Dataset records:
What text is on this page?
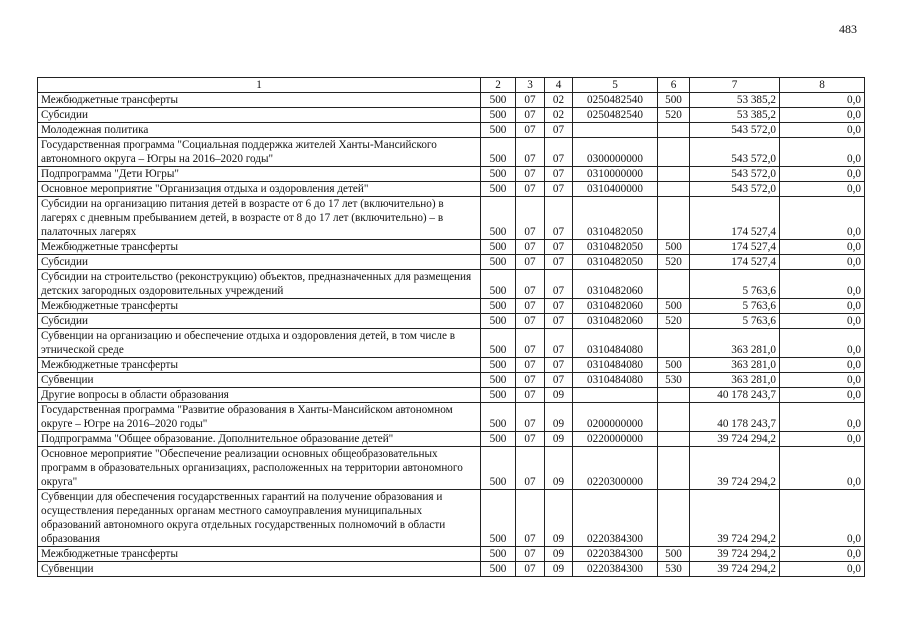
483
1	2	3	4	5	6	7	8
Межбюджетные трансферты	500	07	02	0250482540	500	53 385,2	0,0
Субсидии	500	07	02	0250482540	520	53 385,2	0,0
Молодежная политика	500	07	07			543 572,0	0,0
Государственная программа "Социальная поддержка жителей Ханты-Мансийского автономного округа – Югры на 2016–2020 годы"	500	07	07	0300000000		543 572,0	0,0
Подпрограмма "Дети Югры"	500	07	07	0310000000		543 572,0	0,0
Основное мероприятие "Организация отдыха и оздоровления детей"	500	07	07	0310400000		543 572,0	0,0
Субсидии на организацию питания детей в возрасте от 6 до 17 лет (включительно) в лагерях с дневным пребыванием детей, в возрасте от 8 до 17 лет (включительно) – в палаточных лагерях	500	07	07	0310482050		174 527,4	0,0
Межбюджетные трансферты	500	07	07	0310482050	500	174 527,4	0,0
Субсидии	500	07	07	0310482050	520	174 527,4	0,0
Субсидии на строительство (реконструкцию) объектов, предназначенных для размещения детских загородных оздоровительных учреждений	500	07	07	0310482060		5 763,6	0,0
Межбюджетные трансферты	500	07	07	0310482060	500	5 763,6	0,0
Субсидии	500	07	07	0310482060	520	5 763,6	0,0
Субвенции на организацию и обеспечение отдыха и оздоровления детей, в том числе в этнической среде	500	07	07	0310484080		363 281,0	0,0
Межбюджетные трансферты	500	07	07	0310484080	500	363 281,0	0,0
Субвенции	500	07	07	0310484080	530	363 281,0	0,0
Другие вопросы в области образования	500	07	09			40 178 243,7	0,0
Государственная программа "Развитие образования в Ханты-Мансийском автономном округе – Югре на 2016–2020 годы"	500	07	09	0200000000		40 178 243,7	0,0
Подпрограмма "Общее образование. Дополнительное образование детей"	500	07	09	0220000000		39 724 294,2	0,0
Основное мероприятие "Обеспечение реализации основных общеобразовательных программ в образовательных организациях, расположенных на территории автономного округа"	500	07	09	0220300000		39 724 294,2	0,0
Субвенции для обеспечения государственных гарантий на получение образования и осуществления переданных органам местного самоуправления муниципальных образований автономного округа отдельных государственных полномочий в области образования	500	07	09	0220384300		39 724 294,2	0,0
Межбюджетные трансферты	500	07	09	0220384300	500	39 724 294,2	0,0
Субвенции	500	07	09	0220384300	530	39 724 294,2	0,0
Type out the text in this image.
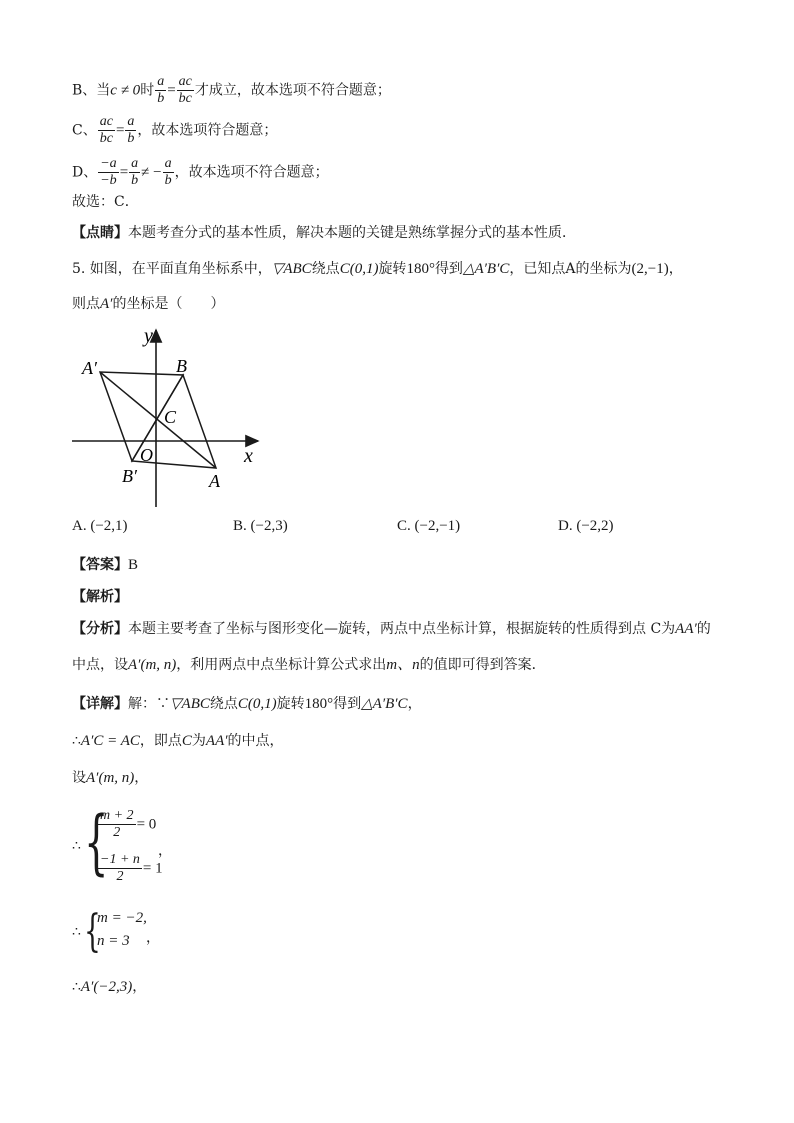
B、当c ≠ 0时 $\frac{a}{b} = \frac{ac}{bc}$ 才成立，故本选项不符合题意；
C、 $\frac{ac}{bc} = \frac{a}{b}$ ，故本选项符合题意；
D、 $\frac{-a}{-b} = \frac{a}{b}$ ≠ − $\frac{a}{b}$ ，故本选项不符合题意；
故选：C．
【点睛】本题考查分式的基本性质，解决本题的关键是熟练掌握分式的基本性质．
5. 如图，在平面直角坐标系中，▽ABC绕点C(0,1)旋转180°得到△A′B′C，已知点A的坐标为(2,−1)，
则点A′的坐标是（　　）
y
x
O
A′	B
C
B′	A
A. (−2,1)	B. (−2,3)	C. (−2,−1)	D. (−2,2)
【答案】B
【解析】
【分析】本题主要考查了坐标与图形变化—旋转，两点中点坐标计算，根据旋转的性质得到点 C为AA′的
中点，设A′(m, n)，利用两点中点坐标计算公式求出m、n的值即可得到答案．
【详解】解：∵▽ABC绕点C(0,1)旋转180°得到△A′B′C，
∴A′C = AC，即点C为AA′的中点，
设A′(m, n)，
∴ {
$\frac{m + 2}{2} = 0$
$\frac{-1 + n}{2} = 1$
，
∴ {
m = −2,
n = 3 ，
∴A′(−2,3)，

STATED GOAL:
Exactly reproduce the entries above, minus the pictures.

EXERCISE ANSWER:
What text is on this page?
483
1	2	3	4	5	6	7	8
Межбюджетные трансферты	500	07	02	0250482540	500	53 385,2	0,0
Субсидии	500	07	02	0250482540	520	53 385,2	0,0
Молодежная политика	500	07	07			543 572,0	0,0
Государственная программа "Социальная поддержка жителей Ханты-Мансийского автономного округа – Югры на 2016–2020 годы"	500	07	07	0300000000		543 572,0	0,0
Подпрограмма "Дети Югры"	500	07	07	0310000000		543 572,0	0,0
Основное мероприятие "Организация отдыха и оздоровления детей"	500	07	07	0310400000		543 572,0	0,0
Субсидии на организацию питания детей в возрасте от 6 до 17 лет (включительно) в лагерях с дневным пребыванием детей, в возрасте от 8 до 17 лет (включительно) – в палаточных лагерях	500	07	07	0310482050		174 527,4	0,0
Межбюджетные трансферты	500	07	07	0310482050	500	174 527,4	0,0
Субсидии	500	07	07	0310482050	520	174 527,4	0,0
Субсидии на строительство (реконструкцию) объектов, предназначенных для размещения детских загородных оздоровительных учреждений	500	07	07	0310482060		5 763,6	0,0
Межбюджетные трансферты	500	07	07	0310482060	500	5 763,6	0,0
Субсидии	500	07	07	0310482060	520	5 763,6	0,0
Субвенции на организацию и обеспечение отдыха и оздоровления детей, в том числе в этнической среде	500	07	07	0310484080		363 281,0	0,0
Межбюджетные трансферты	500	07	07	0310484080	500	363 281,0	0,0
Субвенции	500	07	07	0310484080	530	363 281,0	0,0
Другие вопросы в области образования	500	07	09			40 178 243,7	0,0
Государственная программа "Развитие образования в Ханты-Мансийском автономном округе – Югре на 2016–2020 годы"	500	07	09	0200000000		40 178 243,7	0,0
Подпрограмма "Общее образование. Дополнительное образование детей"	500	07	09	0220000000		39 724 294,2	0,0
Основное мероприятие "Обеспечение реализации основных общеобразовательных программ в образовательных организациях, расположенных на территории автономного округа"	500	07	09	0220300000		39 724 294,2	0,0
Субвенции для обеспечения государственных гарантий на получение образования и осуществления переданных органам местного самоуправления муниципальных образований автономного округа отдельных государственных полномочий в области образования	500	07	09	0220384300		39 724 294,2	0,0
Межбюджетные трансферты	500	07	09	0220384300	500	39 724 294,2	0,0
Субвенции	500	07	09	0220384300	530	39 724 294,2	0,0
Type out the text in this image.
B、当c ≠ 0时 $\frac{a}{b} = \frac{ac}{bc}$ 才成立，故本选项不符合题意；
C、 $\frac{ac}{bc} = \frac{a}{b}$ ，故本选项符合题意；
D、 $\frac{-a}{-b} = \frac{a}{b}$ ≠ − $\frac{a}{b}$ ，故本选项不符合题意；
故选：C．
【点睛】本题考查分式的基本性质，解决本题的关键是熟练掌握分式的基本性质．
5. 如图，在平面直角坐标系中，▽ABC绕点C(0,1)旋转180°得到△A′B′C，已知点A的坐标为(2,−1)，
则点A′的坐标是（　　）
y
x
O
A′	B
C
B′	A
A. (−2,1)	B. (−2,3)	C. (−2,−1)	D. (−2,2)
【答案】B
【解析】
【分析】本题主要考查了坐标与图形变化—旋转，两点中点坐标计算，根据旋转的性质得到点 C为AA′的
中点，设A′(m, n)，利用两点中点坐标计算公式求出m、n的值即可得到答案．
【详解】解：∵▽ABC绕点C(0,1)旋转180°得到△A′B′C，
∴A′C = AC，即点C为AA′的中点，
设A′(m, n)，
∴ {
$\frac{m + 2}{2} = 0$
$\frac{-1 + n}{2} = 1$
，
∴ {
m = −2,
n = 3 ，
∴A′(−2,3)，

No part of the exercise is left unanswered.